** The problem **
Using the listing below, report all lines holding the word "should".

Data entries

┄┄┄┄┄┄┄┄┄┄

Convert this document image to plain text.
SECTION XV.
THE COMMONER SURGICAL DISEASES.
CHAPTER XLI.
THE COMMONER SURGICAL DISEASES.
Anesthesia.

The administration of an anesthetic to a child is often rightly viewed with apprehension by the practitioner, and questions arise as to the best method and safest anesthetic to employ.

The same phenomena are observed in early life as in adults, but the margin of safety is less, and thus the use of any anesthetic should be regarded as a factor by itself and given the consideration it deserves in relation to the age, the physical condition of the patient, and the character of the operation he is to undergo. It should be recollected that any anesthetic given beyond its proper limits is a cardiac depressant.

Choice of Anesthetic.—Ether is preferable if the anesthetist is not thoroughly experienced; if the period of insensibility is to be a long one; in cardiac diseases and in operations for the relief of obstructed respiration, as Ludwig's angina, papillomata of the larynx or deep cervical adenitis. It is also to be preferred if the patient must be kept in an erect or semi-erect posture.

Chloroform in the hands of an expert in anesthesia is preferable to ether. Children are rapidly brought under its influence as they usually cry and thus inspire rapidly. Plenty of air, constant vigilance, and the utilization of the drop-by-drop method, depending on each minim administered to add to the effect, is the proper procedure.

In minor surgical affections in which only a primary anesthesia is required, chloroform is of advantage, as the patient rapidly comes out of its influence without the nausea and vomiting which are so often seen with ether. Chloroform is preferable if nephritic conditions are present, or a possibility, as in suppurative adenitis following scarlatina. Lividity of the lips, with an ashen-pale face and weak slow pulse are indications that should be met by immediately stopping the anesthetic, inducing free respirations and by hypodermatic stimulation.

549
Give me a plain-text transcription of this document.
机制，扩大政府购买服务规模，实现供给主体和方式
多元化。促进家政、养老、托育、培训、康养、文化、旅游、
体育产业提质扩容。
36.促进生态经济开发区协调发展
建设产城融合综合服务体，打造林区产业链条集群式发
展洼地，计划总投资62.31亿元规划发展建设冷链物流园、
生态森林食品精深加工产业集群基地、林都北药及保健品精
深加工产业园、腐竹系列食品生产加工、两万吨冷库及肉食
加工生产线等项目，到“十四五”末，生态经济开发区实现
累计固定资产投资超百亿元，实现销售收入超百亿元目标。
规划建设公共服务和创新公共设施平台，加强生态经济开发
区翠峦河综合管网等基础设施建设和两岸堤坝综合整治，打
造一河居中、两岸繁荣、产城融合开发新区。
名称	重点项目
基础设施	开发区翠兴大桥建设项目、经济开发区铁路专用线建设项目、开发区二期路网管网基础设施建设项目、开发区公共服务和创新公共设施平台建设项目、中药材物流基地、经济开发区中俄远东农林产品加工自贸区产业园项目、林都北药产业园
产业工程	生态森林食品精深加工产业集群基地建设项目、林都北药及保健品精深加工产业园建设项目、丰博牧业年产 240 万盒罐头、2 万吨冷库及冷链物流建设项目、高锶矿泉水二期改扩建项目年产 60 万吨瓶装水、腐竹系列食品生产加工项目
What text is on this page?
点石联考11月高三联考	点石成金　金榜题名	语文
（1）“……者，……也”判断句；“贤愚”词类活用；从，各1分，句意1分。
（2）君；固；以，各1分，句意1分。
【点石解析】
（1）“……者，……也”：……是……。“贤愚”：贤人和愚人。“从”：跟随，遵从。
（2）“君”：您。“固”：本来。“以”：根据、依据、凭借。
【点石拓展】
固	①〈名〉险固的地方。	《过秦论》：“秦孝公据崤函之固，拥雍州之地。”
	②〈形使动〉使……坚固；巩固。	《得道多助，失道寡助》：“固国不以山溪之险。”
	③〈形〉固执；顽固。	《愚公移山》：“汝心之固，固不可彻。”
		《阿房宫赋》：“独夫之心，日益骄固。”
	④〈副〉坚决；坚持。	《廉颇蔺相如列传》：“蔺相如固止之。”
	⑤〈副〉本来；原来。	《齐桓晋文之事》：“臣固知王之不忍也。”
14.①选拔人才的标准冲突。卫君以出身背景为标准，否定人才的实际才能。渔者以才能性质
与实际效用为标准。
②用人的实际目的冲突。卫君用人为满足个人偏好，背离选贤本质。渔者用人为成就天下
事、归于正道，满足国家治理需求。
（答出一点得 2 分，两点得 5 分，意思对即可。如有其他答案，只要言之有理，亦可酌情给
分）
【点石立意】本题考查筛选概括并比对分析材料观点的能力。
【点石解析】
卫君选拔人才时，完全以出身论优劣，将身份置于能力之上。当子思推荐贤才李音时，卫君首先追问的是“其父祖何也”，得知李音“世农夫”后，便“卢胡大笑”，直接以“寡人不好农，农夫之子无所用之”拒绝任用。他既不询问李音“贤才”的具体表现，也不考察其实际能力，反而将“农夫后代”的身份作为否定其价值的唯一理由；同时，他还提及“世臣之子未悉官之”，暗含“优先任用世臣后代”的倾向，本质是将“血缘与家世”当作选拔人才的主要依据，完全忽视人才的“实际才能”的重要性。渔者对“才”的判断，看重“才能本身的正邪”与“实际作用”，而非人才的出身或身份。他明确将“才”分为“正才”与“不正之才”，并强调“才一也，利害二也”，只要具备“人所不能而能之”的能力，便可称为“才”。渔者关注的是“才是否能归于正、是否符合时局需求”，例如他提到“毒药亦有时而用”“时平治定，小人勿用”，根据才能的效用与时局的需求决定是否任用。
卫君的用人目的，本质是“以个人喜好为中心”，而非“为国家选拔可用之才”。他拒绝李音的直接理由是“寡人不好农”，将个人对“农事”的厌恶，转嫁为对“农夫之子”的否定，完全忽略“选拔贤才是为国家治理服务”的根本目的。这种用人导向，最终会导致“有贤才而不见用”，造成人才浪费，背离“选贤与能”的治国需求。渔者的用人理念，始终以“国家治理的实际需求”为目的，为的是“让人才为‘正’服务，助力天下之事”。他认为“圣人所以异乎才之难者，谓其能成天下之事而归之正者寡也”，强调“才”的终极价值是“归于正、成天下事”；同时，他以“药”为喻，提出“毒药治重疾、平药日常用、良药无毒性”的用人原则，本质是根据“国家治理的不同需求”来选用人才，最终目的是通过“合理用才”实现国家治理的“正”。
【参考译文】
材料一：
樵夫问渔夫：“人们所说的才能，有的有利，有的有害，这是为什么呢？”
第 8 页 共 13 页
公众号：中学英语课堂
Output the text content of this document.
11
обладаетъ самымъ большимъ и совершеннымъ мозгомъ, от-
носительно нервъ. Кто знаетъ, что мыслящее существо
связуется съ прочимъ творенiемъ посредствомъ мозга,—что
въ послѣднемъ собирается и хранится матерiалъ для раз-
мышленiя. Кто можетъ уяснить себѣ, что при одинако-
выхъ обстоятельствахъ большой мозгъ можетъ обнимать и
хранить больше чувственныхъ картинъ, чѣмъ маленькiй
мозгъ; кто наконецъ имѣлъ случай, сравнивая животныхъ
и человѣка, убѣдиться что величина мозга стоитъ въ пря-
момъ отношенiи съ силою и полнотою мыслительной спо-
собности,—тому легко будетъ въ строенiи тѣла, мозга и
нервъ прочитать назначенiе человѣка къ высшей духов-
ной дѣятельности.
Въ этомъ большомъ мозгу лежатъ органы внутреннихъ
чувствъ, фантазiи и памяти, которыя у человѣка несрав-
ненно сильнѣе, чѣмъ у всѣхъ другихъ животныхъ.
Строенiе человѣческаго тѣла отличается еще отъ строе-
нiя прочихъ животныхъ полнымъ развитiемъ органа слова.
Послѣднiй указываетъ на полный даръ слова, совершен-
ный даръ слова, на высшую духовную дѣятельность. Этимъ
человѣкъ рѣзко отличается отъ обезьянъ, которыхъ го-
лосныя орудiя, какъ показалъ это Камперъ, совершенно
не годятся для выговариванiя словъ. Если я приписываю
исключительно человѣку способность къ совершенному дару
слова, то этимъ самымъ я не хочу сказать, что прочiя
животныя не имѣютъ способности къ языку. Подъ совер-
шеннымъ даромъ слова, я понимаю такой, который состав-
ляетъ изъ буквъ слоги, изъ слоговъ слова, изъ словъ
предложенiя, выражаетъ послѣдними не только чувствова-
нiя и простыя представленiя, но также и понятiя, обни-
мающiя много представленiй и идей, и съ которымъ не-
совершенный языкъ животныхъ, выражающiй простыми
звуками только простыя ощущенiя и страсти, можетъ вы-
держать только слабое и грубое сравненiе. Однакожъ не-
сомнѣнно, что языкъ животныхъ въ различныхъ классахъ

┄┄┄┄┄┄┄┄┄┄

** Right answer **
The same phenomena are observed in early life as in adults, but the margin of safety is less, and thus the use of any anesthetic should be regarded as a factor by itself and given the consideration it deserves in relation to the age, the physical condition of the patient, and the character of the operation he is to undergo. It should be recollected that any anesthetic given beyond its proper limits is a cardiac depressant.
In minor surgical affections in which only a primary anesthesia is required, chloroform is of advantage, as the patient rapidly comes out of its influence without the nausea and vomiting which are so often seen with ether. Chloroform is preferable if nephritic conditions are present, or a possibility, as in suppurative adenitis following scarlatina. Lividity of the lips, with an ashen-pale face and weak slow pulse are indications that should be met by immediately stopping the anesthetic, inducing free respirations and by hypodermatic stimulation.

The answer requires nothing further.